## Data provided:
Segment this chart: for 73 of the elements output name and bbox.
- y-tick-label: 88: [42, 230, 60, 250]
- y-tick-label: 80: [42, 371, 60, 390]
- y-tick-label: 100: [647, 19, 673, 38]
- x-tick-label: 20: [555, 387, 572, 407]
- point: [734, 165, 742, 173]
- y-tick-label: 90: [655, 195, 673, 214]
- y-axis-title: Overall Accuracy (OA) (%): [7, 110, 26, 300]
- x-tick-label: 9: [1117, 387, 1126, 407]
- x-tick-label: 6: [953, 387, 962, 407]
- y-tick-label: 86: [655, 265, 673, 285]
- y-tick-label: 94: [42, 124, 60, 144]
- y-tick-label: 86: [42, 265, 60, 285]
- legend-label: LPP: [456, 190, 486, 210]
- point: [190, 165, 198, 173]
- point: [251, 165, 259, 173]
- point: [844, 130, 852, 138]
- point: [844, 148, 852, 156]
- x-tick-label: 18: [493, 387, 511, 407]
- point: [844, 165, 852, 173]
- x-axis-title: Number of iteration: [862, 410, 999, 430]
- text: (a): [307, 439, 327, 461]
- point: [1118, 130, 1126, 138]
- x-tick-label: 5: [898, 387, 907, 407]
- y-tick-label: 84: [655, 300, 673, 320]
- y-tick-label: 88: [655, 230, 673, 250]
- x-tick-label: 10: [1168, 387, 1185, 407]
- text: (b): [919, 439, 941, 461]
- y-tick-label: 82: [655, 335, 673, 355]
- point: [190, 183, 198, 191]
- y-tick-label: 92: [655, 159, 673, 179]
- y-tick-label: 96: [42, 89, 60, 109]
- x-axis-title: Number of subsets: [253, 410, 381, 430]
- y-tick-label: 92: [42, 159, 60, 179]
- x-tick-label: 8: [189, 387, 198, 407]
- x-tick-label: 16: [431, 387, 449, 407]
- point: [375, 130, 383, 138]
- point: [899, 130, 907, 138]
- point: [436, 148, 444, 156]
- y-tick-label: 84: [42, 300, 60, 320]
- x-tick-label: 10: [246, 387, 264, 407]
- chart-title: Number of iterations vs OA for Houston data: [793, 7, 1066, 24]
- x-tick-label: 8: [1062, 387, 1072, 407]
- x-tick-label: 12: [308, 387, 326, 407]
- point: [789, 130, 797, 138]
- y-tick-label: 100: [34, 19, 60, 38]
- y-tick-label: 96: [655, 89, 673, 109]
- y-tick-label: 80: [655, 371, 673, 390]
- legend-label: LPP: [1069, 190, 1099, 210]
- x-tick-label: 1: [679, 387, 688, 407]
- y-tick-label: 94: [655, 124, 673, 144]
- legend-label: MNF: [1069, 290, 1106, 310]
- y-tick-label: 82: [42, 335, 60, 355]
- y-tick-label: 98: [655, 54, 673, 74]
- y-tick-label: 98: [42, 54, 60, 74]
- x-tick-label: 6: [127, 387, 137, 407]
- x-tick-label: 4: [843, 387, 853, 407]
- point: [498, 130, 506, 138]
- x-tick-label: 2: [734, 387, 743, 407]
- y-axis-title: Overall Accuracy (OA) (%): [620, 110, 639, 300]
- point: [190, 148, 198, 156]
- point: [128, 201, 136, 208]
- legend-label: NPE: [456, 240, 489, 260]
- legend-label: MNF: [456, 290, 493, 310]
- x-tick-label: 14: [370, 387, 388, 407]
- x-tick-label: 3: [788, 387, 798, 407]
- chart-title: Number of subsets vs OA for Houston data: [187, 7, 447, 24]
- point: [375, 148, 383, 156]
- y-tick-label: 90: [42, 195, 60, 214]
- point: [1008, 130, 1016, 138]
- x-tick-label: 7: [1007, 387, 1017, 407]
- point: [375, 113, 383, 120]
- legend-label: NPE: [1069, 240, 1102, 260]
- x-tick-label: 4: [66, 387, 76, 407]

## Do this:
Pick out every line of the listing above that contains the string "text", matching case exactly.

## Finished task:
- text: (a): [307, 439, 327, 461]
- text: (b): [919, 439, 941, 461]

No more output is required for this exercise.